▸ **Required task**
Locate the lines where "from" occurs and copy them as they stand.

[Figure collection entries]
○ ○ ○

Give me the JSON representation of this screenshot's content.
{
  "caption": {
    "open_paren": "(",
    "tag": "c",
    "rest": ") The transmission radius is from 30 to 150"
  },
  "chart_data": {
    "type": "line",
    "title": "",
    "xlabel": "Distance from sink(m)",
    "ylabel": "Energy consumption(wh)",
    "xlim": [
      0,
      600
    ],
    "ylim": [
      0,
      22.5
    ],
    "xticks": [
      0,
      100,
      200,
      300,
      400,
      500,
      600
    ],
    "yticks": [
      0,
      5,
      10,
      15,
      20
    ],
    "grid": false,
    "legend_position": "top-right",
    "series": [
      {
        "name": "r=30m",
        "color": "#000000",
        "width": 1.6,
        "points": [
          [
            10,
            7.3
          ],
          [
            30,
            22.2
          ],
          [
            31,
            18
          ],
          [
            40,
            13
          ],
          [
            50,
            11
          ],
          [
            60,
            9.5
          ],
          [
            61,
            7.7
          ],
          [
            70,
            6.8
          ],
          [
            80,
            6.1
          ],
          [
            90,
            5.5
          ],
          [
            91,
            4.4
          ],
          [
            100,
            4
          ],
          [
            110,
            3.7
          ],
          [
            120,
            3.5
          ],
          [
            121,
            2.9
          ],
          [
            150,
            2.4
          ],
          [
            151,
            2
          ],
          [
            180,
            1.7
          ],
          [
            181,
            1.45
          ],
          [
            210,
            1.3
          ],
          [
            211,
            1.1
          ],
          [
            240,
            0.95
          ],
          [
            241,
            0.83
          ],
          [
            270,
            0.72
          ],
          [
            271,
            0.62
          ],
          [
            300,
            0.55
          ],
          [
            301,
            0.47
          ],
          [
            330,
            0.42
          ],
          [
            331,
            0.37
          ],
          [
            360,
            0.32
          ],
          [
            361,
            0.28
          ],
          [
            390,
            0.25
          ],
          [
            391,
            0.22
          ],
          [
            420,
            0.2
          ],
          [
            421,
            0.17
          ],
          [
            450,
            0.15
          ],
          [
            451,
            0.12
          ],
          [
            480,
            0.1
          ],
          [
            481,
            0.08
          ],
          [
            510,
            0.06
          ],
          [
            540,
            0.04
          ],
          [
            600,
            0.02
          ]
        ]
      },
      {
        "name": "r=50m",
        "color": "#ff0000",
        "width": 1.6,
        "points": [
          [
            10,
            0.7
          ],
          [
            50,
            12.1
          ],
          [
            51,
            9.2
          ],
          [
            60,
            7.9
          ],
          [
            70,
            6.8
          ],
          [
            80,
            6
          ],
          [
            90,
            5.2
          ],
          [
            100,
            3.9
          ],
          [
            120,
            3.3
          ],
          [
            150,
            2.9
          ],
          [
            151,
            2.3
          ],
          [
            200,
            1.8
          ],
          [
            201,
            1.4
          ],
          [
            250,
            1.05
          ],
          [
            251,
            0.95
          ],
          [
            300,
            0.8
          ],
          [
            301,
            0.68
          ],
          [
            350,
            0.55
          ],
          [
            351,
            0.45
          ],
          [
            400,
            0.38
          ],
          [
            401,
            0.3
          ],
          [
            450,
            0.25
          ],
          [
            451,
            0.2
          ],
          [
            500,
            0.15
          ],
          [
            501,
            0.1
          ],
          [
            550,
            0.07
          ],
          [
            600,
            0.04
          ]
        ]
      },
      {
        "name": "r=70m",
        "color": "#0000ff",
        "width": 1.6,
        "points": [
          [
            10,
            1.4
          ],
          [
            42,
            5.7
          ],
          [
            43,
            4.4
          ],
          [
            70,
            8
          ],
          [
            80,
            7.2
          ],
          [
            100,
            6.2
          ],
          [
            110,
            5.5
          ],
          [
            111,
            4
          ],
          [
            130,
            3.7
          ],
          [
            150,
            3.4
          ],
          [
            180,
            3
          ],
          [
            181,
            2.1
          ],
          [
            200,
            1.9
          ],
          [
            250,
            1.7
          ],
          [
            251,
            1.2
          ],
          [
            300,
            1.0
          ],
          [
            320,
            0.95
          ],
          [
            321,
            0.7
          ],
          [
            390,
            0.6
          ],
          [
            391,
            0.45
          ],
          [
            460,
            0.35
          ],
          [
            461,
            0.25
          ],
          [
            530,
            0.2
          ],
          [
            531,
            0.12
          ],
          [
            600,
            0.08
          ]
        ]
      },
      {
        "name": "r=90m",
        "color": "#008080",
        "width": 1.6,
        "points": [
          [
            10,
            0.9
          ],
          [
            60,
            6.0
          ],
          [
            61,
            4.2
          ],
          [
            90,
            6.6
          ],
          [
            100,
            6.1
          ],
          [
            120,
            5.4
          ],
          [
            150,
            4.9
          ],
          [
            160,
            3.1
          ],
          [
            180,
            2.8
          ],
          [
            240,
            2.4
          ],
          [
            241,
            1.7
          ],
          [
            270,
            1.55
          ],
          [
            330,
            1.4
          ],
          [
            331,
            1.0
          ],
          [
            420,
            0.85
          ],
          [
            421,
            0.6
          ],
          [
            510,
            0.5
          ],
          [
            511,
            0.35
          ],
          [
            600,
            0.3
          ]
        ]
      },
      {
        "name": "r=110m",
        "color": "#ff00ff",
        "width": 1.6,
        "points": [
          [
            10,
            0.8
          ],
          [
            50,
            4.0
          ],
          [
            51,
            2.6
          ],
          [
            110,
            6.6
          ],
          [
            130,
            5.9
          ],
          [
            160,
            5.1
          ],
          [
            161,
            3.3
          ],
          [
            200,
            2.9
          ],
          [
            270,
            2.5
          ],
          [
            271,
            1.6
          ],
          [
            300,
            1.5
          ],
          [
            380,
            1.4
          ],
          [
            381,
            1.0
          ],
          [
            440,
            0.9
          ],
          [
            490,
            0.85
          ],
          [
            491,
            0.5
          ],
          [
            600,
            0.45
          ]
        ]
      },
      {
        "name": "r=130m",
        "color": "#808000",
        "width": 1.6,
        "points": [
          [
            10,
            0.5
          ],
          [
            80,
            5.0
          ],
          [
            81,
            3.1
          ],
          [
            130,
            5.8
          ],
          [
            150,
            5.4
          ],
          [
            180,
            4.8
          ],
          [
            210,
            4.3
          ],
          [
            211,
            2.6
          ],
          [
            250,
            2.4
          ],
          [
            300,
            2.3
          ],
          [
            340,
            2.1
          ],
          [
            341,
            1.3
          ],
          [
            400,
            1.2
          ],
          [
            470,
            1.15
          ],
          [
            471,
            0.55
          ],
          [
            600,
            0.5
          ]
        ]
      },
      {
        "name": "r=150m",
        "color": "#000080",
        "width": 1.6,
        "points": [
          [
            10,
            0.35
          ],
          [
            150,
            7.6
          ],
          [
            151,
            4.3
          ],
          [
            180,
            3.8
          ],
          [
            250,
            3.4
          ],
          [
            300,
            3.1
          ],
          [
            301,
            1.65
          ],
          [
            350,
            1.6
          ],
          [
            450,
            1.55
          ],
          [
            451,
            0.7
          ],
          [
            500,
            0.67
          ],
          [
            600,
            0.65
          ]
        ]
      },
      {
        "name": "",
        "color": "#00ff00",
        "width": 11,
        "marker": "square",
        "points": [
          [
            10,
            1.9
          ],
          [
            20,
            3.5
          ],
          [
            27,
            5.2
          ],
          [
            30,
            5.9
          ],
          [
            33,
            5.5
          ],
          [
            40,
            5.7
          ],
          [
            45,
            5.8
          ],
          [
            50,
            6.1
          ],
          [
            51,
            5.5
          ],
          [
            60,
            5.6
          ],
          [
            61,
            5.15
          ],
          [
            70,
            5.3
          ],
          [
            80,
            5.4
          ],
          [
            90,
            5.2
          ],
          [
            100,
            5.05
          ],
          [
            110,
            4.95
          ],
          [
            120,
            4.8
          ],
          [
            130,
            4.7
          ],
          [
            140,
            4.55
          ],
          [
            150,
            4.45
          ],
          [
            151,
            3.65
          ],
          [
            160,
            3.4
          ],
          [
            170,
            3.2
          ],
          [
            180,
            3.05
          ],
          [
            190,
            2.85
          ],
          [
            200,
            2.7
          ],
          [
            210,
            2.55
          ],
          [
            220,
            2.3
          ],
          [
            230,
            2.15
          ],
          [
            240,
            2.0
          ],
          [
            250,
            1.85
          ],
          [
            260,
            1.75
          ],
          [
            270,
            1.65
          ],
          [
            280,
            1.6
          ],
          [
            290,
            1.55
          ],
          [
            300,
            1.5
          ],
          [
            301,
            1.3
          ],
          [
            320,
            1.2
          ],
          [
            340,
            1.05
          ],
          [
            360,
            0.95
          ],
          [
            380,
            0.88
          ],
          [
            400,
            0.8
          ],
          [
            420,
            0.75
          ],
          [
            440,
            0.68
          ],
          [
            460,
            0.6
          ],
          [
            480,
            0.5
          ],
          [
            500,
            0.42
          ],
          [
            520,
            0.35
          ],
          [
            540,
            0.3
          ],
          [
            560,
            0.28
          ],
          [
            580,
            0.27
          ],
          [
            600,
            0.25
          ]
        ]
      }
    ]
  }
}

○ ○ ○

▸ **Result of the exercise**
    "rest": ") The transmission radius is from 30 to 150"
    "xlabel": "Distance from sink(m)",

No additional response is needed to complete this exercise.